[Directions for this task] Output everything from the line containing "mi-show[interactable]: Show u" down to the line containing "js-icon: JS (393, 545, 407, 559)", both ends included, reproducing each line unchanged.

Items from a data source
►

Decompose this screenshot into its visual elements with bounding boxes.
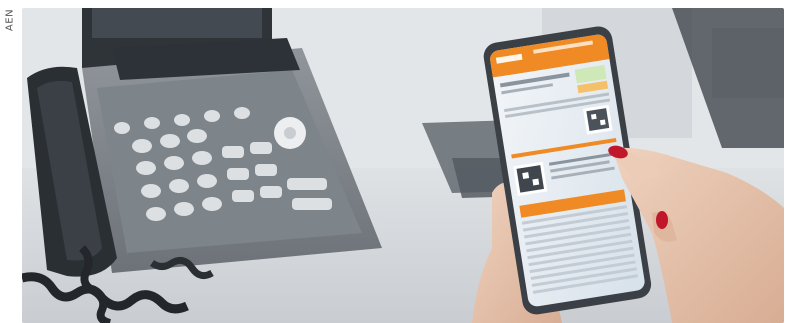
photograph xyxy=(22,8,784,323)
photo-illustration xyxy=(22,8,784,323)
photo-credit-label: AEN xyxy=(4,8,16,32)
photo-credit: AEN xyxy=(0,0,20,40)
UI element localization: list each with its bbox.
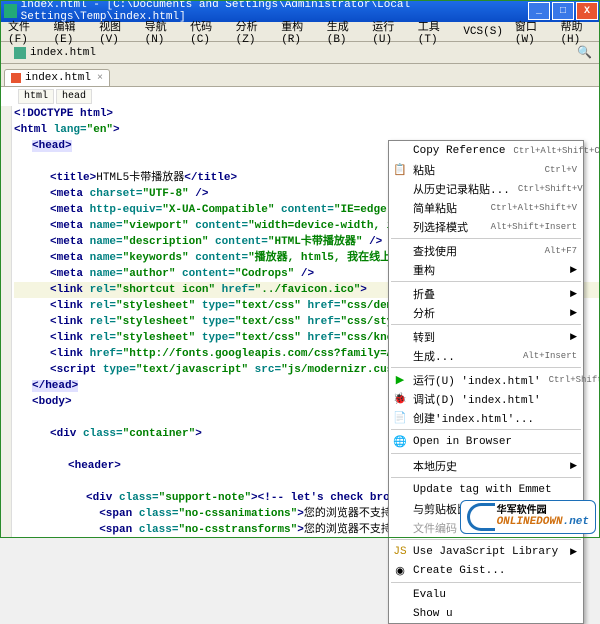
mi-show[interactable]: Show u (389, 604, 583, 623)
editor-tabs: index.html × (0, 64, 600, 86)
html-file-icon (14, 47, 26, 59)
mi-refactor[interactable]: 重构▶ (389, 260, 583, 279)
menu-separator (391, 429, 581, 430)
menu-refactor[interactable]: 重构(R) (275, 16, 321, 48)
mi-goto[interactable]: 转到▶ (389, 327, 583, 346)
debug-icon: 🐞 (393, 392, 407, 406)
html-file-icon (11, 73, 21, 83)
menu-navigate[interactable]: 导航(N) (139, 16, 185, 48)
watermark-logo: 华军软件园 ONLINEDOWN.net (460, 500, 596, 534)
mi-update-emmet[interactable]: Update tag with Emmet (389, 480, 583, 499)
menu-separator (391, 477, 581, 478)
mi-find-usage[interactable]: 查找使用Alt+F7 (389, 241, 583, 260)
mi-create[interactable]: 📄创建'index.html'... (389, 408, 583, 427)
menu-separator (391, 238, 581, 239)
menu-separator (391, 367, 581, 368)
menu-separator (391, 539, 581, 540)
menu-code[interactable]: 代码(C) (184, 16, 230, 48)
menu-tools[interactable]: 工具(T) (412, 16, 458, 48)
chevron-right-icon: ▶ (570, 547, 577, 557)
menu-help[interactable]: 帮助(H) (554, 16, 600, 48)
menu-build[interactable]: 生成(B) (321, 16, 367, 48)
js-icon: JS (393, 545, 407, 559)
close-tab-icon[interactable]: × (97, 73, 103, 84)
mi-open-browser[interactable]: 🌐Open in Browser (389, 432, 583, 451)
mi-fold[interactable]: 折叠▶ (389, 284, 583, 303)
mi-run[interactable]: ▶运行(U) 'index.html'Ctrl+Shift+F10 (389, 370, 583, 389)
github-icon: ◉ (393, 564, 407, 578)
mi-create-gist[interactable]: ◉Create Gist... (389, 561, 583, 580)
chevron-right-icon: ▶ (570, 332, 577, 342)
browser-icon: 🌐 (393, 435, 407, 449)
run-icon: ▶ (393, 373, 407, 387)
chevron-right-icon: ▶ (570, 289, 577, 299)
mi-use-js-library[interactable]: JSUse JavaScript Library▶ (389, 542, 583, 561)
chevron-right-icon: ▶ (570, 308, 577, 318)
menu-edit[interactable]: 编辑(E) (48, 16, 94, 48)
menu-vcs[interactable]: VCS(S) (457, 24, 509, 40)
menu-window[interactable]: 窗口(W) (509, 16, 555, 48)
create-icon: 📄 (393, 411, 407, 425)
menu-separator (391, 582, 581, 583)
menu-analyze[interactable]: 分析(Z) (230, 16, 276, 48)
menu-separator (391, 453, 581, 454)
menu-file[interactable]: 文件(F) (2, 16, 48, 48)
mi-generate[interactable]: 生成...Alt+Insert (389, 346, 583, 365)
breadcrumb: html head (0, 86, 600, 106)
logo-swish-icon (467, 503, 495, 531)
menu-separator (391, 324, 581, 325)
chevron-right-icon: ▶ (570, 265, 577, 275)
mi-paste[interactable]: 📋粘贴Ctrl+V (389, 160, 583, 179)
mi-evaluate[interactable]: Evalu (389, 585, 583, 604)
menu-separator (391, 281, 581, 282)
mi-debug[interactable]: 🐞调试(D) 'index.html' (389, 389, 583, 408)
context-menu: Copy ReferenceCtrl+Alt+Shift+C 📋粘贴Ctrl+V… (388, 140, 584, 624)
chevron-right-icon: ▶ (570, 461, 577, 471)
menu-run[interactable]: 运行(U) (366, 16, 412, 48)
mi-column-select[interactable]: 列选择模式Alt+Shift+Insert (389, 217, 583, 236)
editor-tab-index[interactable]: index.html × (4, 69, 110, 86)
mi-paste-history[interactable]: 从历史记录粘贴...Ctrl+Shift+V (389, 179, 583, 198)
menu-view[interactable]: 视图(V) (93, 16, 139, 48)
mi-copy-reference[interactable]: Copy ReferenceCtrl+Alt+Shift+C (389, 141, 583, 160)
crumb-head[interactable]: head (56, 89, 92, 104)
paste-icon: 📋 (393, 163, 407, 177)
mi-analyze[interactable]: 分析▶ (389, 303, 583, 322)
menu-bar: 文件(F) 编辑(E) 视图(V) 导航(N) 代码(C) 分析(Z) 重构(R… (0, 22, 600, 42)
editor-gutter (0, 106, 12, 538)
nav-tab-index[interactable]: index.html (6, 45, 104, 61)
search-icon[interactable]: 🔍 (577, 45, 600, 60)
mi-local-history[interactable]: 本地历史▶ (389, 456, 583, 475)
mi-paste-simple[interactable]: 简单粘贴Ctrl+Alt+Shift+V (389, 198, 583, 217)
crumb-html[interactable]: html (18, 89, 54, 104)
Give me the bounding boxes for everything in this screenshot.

◄
►

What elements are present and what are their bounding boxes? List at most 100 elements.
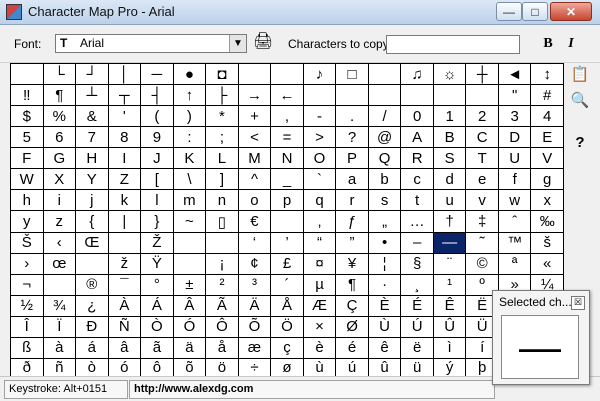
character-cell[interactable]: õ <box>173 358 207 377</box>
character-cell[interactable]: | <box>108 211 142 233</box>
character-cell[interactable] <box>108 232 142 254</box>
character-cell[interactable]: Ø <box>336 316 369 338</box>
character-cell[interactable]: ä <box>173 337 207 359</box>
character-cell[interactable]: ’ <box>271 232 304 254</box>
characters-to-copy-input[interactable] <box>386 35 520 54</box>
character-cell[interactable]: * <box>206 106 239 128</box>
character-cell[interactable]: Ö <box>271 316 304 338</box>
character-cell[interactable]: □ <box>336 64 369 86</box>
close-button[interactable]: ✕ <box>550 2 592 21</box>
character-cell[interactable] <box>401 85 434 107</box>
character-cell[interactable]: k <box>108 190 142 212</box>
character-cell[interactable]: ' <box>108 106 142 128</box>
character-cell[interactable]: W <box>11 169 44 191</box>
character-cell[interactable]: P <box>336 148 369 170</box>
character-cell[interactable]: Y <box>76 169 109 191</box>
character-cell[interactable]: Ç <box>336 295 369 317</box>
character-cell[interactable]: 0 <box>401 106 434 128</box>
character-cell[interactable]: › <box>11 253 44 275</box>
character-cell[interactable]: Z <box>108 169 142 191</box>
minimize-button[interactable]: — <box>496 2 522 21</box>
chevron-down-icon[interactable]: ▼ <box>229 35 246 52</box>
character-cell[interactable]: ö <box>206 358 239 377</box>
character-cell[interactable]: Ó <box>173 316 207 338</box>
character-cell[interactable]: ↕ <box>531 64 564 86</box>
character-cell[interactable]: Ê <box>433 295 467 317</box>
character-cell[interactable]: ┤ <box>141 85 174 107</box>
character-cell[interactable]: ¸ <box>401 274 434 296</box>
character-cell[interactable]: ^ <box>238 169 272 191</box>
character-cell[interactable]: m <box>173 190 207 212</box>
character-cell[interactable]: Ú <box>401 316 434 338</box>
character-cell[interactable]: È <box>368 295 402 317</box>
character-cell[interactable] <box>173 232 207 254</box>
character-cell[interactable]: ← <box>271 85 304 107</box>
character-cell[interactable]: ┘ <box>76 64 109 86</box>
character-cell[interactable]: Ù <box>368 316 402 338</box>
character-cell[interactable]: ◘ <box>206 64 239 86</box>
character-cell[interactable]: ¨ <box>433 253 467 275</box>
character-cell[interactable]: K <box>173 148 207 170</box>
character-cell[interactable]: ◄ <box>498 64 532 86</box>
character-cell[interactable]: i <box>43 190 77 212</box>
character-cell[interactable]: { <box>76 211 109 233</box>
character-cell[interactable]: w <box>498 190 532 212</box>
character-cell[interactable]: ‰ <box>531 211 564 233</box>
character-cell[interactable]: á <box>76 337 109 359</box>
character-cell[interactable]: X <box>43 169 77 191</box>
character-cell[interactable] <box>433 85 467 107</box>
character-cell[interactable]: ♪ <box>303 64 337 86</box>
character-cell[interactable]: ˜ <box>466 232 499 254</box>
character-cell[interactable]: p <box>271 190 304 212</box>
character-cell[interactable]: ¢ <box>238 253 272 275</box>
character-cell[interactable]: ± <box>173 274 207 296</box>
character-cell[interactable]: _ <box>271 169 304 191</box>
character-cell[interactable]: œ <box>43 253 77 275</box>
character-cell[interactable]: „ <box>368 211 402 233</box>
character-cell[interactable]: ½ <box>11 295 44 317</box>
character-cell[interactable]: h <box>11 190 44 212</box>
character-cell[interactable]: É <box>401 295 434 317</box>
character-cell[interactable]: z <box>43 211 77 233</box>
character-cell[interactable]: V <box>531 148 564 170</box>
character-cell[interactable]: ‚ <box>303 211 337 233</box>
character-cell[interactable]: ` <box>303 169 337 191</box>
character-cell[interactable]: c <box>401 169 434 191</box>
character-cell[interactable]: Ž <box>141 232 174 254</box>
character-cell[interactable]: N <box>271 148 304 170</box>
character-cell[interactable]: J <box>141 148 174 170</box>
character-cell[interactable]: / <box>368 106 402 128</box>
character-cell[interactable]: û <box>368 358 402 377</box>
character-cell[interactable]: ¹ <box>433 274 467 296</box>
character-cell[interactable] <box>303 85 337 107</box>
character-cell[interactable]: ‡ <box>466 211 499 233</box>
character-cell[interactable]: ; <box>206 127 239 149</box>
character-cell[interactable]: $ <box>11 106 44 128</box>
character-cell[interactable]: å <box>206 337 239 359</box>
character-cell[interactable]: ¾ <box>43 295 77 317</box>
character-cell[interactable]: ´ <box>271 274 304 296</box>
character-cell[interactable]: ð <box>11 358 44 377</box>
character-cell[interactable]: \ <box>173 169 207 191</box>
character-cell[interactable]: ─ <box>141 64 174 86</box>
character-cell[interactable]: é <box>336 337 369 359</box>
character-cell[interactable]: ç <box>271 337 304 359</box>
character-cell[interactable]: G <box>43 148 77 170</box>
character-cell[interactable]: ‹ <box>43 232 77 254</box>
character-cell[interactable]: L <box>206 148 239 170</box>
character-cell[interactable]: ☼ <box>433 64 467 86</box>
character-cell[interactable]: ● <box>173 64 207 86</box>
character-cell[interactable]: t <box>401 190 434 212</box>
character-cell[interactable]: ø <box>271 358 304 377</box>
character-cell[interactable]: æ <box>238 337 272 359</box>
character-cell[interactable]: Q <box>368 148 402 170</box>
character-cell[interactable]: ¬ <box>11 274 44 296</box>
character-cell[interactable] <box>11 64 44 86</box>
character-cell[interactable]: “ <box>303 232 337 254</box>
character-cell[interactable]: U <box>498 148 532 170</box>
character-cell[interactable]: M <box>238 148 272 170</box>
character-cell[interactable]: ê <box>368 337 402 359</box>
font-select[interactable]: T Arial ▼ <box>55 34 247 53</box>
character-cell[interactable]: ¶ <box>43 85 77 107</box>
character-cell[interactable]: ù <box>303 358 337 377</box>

◄

[Completed task]
mi-show[interactable]: Show u (389, 604, 583, 623)
editor-tabs: index.html × (0, 64, 600, 86)
html-file-icon (14, 47, 26, 59)
mi-refactor[interactable]: 重构▶ (389, 260, 583, 279)
menu-separator (391, 429, 581, 430)
menu-refactor[interactable]: 重构(R) (275, 16, 321, 48)
mi-goto[interactable]: 转到▶ (389, 327, 583, 346)
debug-icon: 🐞 (393, 392, 407, 406)
html-file-icon (11, 73, 21, 83)
menu-navigate[interactable]: 导航(N) (139, 16, 185, 48)
watermark-logo: 华军软件园 ONLINEDOWN.net (460, 500, 596, 534)
mi-update-emmet[interactable]: Update tag with Emmet (389, 480, 583, 499)
menu-separator (391, 477, 581, 478)
mi-find-usage[interactable]: 查找使用Alt+F7 (389, 241, 583, 260)
mi-create[interactable]: 📄创建'index.html'... (389, 408, 583, 427)
menu-separator (391, 238, 581, 239)
menu-separator (391, 367, 581, 368)
menu-separator (391, 539, 581, 540)
menu-code[interactable]: 代码(C) (184, 16, 230, 48)
menu-tools[interactable]: 工具(T) (412, 16, 458, 48)
chevron-right-icon: ▶ (570, 547, 577, 557)
menu-help[interactable]: 帮助(H) (554, 16, 600, 48)
menu-build[interactable]: 生成(B) (321, 16, 367, 48)
js-icon: JS (393, 545, 407, 559)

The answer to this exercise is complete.